§ What to do
Identify every line in the records below that contains the word "this", and copy each of those lines.

§ Material provided
********
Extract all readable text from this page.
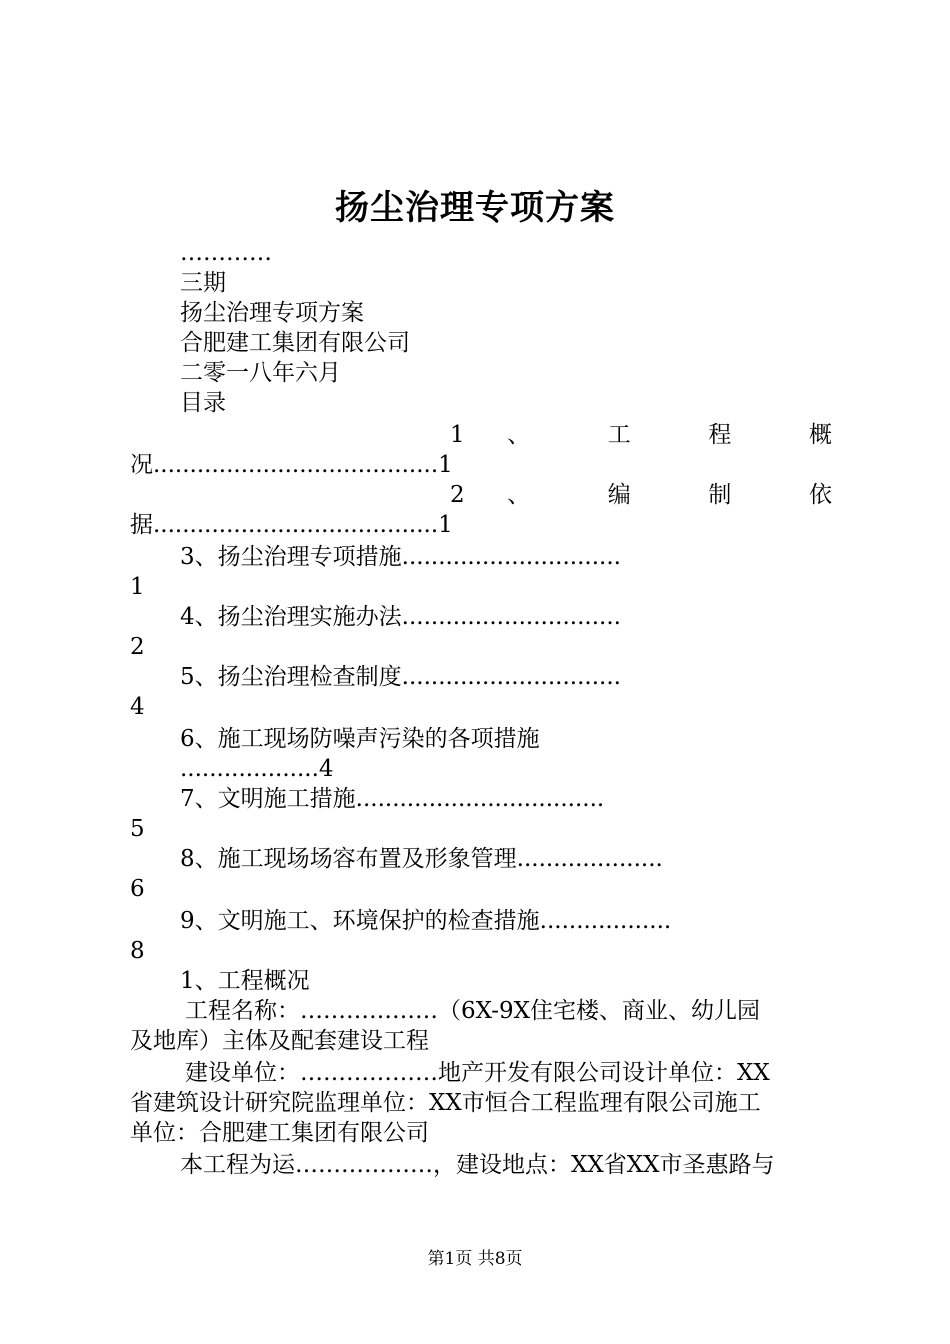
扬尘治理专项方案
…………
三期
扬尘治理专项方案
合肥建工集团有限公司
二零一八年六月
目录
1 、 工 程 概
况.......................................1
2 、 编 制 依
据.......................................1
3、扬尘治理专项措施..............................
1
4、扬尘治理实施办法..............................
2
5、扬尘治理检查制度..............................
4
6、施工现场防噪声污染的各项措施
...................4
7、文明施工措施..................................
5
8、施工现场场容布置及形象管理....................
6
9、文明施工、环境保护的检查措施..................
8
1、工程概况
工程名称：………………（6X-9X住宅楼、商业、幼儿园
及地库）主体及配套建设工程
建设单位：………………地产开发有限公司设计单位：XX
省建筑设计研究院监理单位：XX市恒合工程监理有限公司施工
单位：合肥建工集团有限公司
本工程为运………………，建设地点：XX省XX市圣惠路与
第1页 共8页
********
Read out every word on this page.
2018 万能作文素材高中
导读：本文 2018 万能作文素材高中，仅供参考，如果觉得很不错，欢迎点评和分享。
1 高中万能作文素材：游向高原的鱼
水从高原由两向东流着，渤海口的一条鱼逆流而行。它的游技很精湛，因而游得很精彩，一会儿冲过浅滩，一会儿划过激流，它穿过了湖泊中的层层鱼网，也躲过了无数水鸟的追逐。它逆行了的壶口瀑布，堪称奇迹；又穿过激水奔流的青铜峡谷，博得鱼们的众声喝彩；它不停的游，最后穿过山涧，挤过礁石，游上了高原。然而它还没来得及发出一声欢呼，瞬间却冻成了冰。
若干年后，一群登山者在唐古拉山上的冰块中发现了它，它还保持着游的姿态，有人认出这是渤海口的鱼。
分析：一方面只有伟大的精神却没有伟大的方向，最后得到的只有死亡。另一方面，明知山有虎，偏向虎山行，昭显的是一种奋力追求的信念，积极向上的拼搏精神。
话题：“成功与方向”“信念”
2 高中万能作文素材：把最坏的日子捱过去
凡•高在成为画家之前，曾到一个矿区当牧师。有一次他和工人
********
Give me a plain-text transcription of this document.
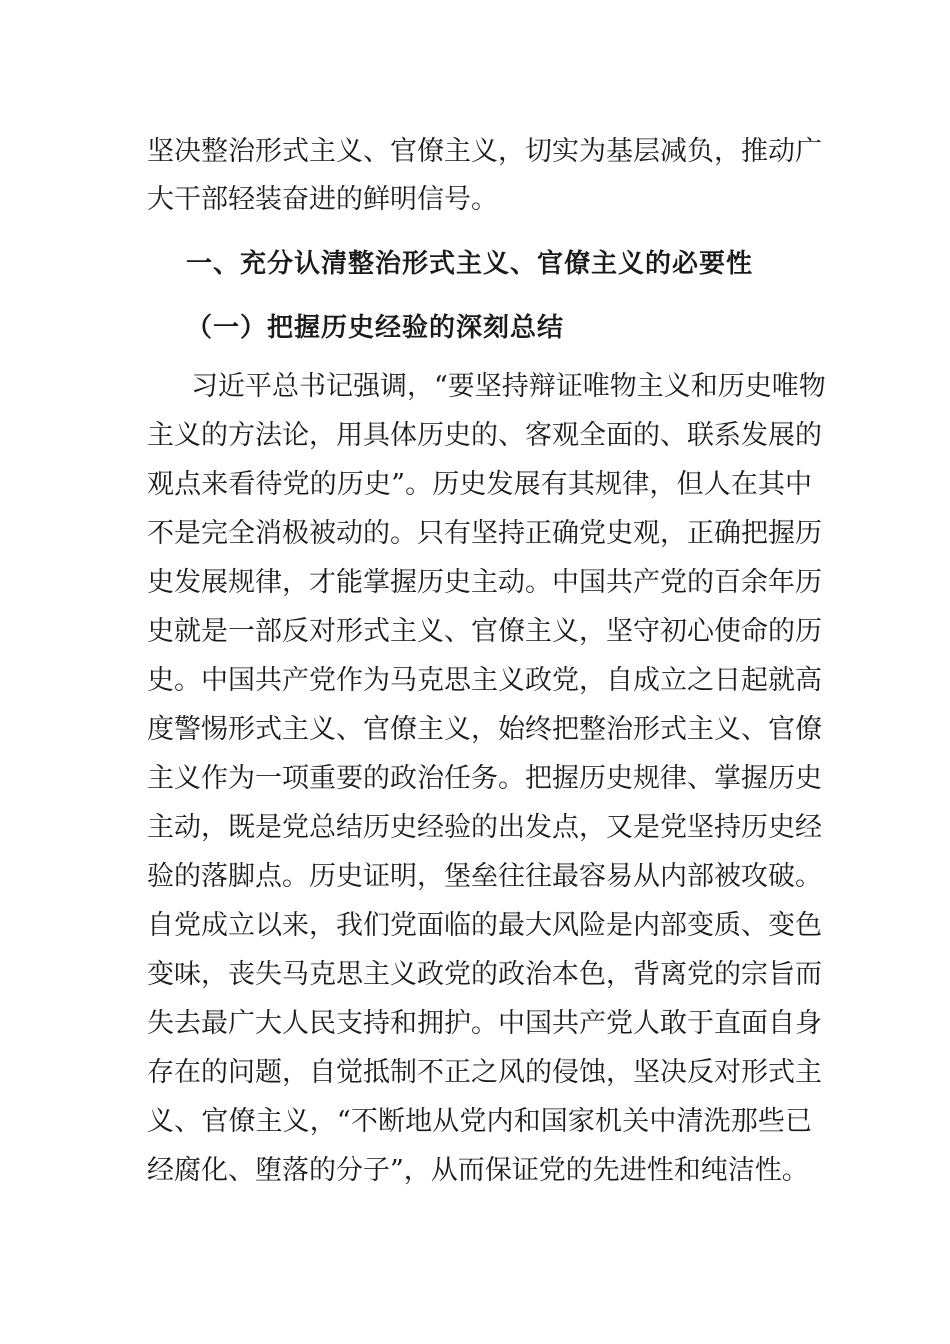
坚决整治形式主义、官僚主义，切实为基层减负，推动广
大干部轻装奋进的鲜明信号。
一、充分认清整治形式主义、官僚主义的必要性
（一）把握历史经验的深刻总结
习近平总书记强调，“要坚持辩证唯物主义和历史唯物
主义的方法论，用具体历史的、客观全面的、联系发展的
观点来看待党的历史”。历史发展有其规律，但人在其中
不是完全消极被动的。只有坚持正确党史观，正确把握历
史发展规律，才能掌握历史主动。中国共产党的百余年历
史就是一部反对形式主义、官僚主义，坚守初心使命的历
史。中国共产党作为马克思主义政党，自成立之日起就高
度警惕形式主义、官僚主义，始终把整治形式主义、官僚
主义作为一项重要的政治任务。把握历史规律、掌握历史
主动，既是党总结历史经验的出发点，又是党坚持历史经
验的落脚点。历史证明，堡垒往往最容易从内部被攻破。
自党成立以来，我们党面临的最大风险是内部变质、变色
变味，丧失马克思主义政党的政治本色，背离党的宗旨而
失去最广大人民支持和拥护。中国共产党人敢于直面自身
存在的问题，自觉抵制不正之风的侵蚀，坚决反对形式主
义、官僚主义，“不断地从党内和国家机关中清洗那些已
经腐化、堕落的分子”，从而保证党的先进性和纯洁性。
********
§ Right answer
Extract all readable text from this page.
Read out every word on this page.
Give me a plain-text transcription of this document.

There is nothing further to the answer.